* **EXERCISE DESCRIPTION**
Copy every line from the records below that holds the word "директоритѣ".

* **SOURCE DATA**
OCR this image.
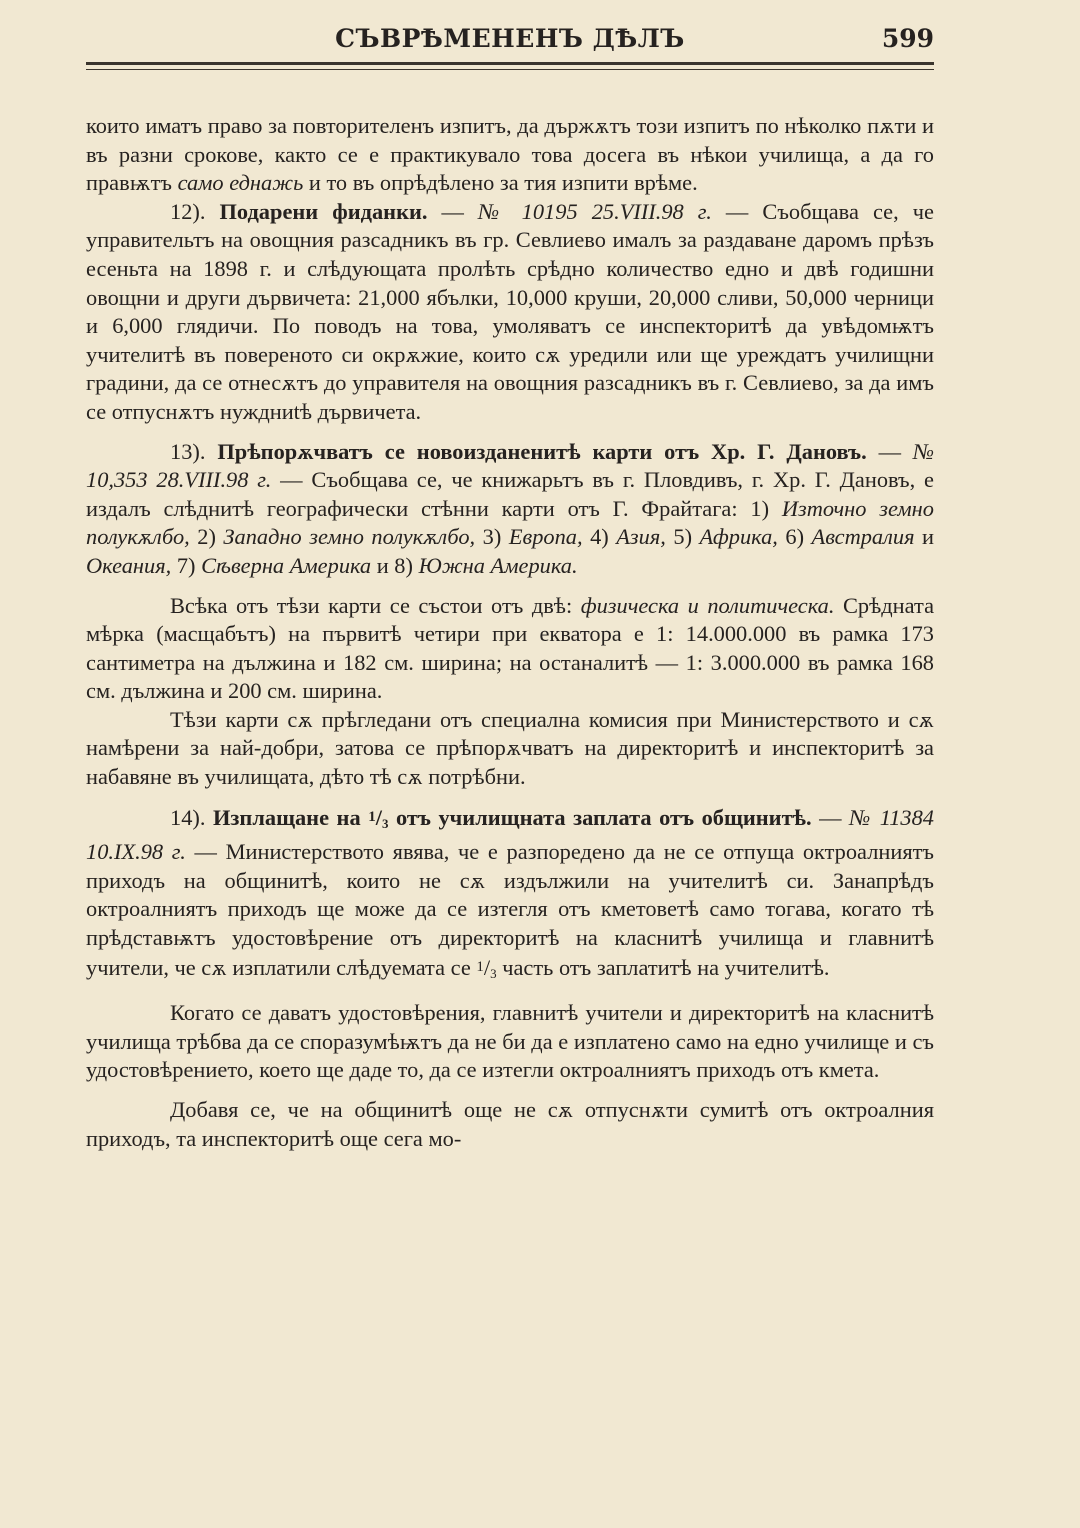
СЪВРѢМЕНЕНЪ ДѢЛЪ	599

които иматъ право за повторителенъ изпитъ, да държѫтъ този изпитъ по нѣколко пѫти и въ разни срокове, както се е практикувало това досега въ нѣкои училища, а да го правѭтъ само еднажь и то въ опрѣдѣлено за тия изпити врѣме.

12). Подарени фиданки. — № 10195 25.VIII.98 г. — Съобщава се, че управительтъ на овощния разсадникъ въ гр. Севлиево ималъ за раздаване даромъ прѣзъ есеньта на 1898 г. и слѣдующата пролѣть срѣдно количество едно и двѣ годишни овощни и други дървичета: 21,000 ябълки, 10,000 круши, 20,000 сливи, 50,000 черници и 6,000 глядичи. По поводъ на това, умоляватъ се инспекторитѣ да увѣдомѭтъ учителитѣ въ повереното си окрѫжие, които сѫ уредили или ще уреждатъ училищни градини, да се отнесѫтъ до управителя на овощния разсадникъ въ г. Севлиево, за да имъ се отпуснѫтъ нуждниtѣ дървичета.

13). Прѣпорѫчватъ се новоизданенитѣ карти отъ Хр. Г. Дановъ. — № 10,353 28.VIII.98 г. — Съобщава се, че книжарьтъ въ г. Пловдивъ, г. Хр. Г. Дановъ, е издалъ слѣднитѣ географически стѣнни карти отъ Г. Фрайтага: 1) Източно земно полукѫлбо, 2) Западно земно полукѫлбо, 3) Европа, 4) Азия, 5) Африка, 6) Австралия и Океания, 7) Сѣверна Америка и 8) Южна Америка.

Всѣка отъ тѣзи карти се състои отъ двѣ: физическа и политическа. Срѣдната мѣрка (масщабътъ) на първитѣ четири при екватора е 1: 14.000.000 въ рамка 173 сантиметра на дължина и 182 см. ширина; на останалитѣ — 1: 3.000.000 въ рамка 168 см. дължина и 200 см. ширина.

Тѣзи карти сѫ прѣгледани отъ специална комисия при Министерството и сѫ намѣрени за най-добри, затова се прѣпорѫчватъ на директоритѣ и инспекторитѣ за набавяне въ училищата, дѣто тѣ сѫ потрѣбни.

14). Изплащане на 1/3 отъ училищната заплата отъ общинитѣ. — № 11384 10.IX.98 г. — Министерството явява, че е разпоредено да не се отпуща октроалниятъ приходъ на общинитѣ, които не сѫ издължили на учителитѣ си. Занапрѣдъ октроалниятъ приходъ ще може да се изтегля отъ кметоветѣ само тогава, когато тѣ прѣдставѭтъ удостовѣрение отъ директоритѣ на класнитѣ училища и главнитѣ учители, че сѫ изплатили слѣдуемата се 1/3 часть отъ заплатитѣ на учителитѣ.

Когато се даватъ удостовѣрения, главнитѣ учители и директоритѣ на класнитѣ училища трѣбва да се споразумѣѭтъ да не би да е изплатено само на едно училище и съ удостовѣрението, което ще даде то, да се изтегли октроалниятъ приходъ отъ кмета.

Добавя се, че на общинитѣ още не сѫ отпуснѫти сумитѣ отъ октроалния приходъ, та инспекторитѣ още сега мо-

* **RESULT BELOW**
Тѣзи карти сѫ прѣгледани отъ специална комисия при Министерството и сѫ намѣрени за най-добри, затова се прѣпорѫчватъ на директоритѣ и инспекторитѣ за набавяне въ училищата, дѣто тѣ сѫ потрѣбни.
14). Изплащане на 1/3 отъ училищната заплата отъ общинитѣ. — № 11384 10.IX.98 г. — Министерството явява, че е разпоредено да не се отпуща октроалниятъ приходъ на общинитѣ, които не сѫ издължили на учителитѣ си. Занапрѣдъ октроалниятъ приходъ ще може да се изтегля отъ кметоветѣ само тогава, когато тѣ прѣдставѭтъ удостовѣрение отъ директоритѣ на класнитѣ училища и главнитѣ учители, че сѫ изплатили слѣдуемата се 1/3 часть отъ заплатитѣ на учителитѣ.
Когато се даватъ удостовѣрения, главнитѣ учители и директоритѣ на класнитѣ училища трѣбва да се споразумѣѭтъ да не би да е изплатено само на едно училище и съ удостовѣрението, което ще даде то, да се изтегли октроалниятъ приходъ отъ кмета.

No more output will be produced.